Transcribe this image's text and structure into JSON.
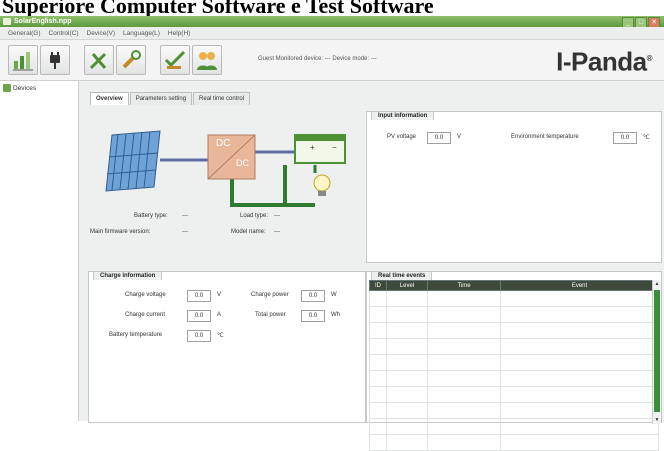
{
  "banner": {
    "text": "Superiore Computer Software e Test Software"
  },
  "window": {
    "title": "SolarEnglish.npp",
    "minimize": "_",
    "maximize": "□",
    "close": "✕"
  },
  "menu": [
    "General(G)",
    "Control(C)",
    "Device(V)",
    "Language(L)",
    "Help(H)"
  ],
  "toolbar": {
    "buttons": [
      "chart-icon",
      "plug-icon",
      "tools-icon",
      "wrench-icon",
      "checklist-icon",
      "users-icon"
    ],
    "status_text": "Guest   Monitored device: ---   Device mode: ---"
  },
  "logo": {
    "text": "I-Panda",
    "mark": "®"
  },
  "sidebar": {
    "root_label": "Devices"
  },
  "tabs": [
    "Overview",
    "Parameters setting",
    "Real time control"
  ],
  "overview": {
    "dc_top": "DC",
    "dc_bottom": "DC",
    "battery_plus": "+",
    "battery_minus": "−",
    "battery_type_label": "Battery type:",
    "battery_type_value": "---",
    "load_type_label": "Load type:",
    "load_type_value": "---",
    "firmware_label": "Main firmware version:",
    "firmware_value": "---",
    "model_label": "Model name:",
    "model_value": "---"
  },
  "input_info": {
    "title": "Input information",
    "pv_voltage_label": "PV voltage",
    "pv_voltage_value": "0.0",
    "pv_voltage_unit": "V",
    "env_temp_label": "Environment temperature",
    "env_temp_value": "0.0",
    "env_temp_unit": "℃"
  },
  "charge_info": {
    "title": "Charge information",
    "charge_voltage_label": "Charge voltage",
    "charge_voltage_value": "0.0",
    "charge_voltage_unit": "V",
    "charge_power_label": "Charge power",
    "charge_power_value": "0.0",
    "charge_power_unit": "W",
    "charge_current_label": "Charge current",
    "charge_current_value": "0.0",
    "charge_current_unit": "A",
    "total_power_label": "Total power",
    "total_power_value": "0.0",
    "total_power_unit": "Wh",
    "battery_temp_label": "Battery temperature",
    "battery_temp_value": "0.0",
    "battery_temp_unit": "℃"
  },
  "events": {
    "title": "Real time events",
    "columns": [
      "ID",
      "Level",
      "Time",
      "Event"
    ]
  },
  "colors": {
    "title_bar": "#5e9a3e",
    "accent_green": "#3b8f3b",
    "dc_box": "#e9b69a"
  }
}
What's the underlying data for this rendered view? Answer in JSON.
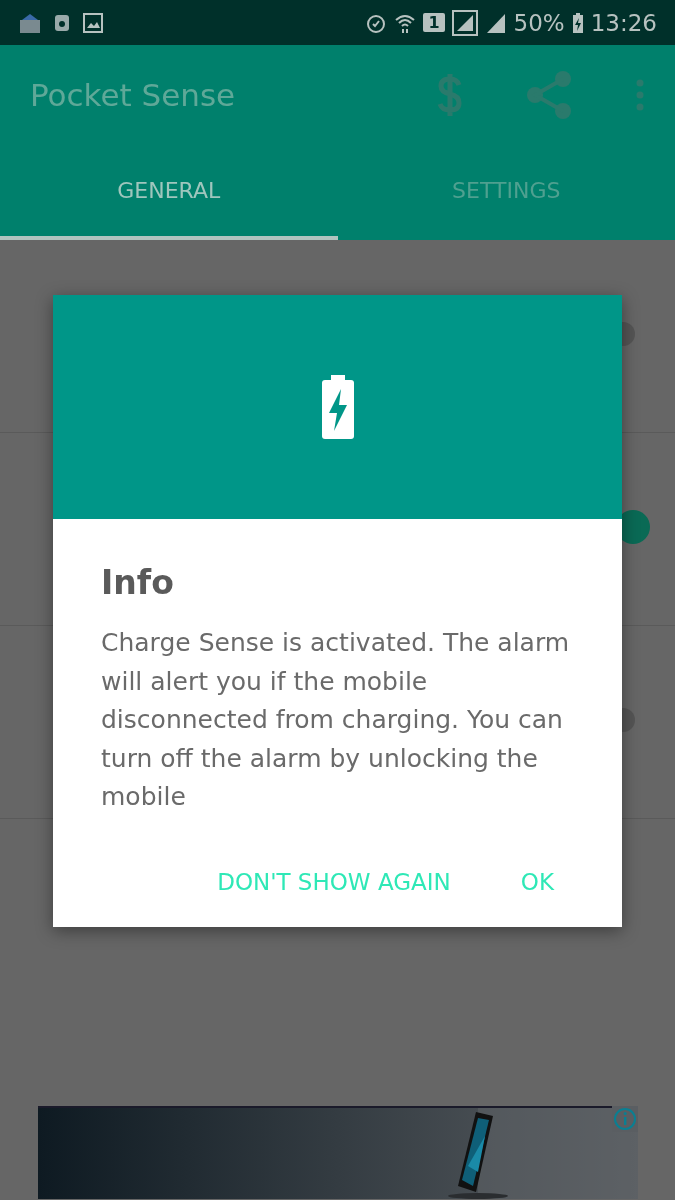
{
  "status_bar": {
    "sim_slot": "1",
    "battery": "50%",
    "time": "13:26"
  },
  "app_bar": {
    "title": "Pocket Sense"
  },
  "tabs": [
    {
      "label": "GENERAL",
      "selected": true
    },
    {
      "label": "SETTINGS",
      "selected": false
    }
  ],
  "settings_rows": [
    {
      "on": false
    },
    {
      "on": true
    },
    {
      "on": false
    }
  ],
  "dialog": {
    "title": "Info",
    "message": "Charge Sense is activated. The alarm will alert you if the mobile disconnected from charging. You can turn off the alarm by unlocking the mobile",
    "buttons": [
      "DON'T SHOW AGAIN",
      "OK"
    ]
  }
}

## WRITTEN PROBLEM
Reproduce the lines of the listing exactly, starting at the one that contains "What's the underlying" and continuing through the final line, but leave out the pictures.

## REPLY
What's the underlying data for this rendered view? Answer in JSON.
{
  "status_bar": {
    "sim_slot": "1",
    "battery": "50%",
    "time": "13:26"
  },
  "app_bar": {
    "title": "Pocket Sense"
  },
  "tabs": [
    {
      "label": "GENERAL",
      "selected": true
    },
    {
      "label": "SETTINGS",
      "selected": false
    }
  ],
  "settings_rows": [
    {
      "on": false
    },
    {
      "on": true
    },
    {
      "on": false
    }
  ],
  "dialog": {
    "title": "Info",
    "message": "Charge Sense is activated. The alarm will alert you if the mobile disconnected from charging. You can turn off the alarm by unlocking the mobile",
    "buttons": [
      "DON'T SHOW AGAIN",
      "OK"
    ]
  }
}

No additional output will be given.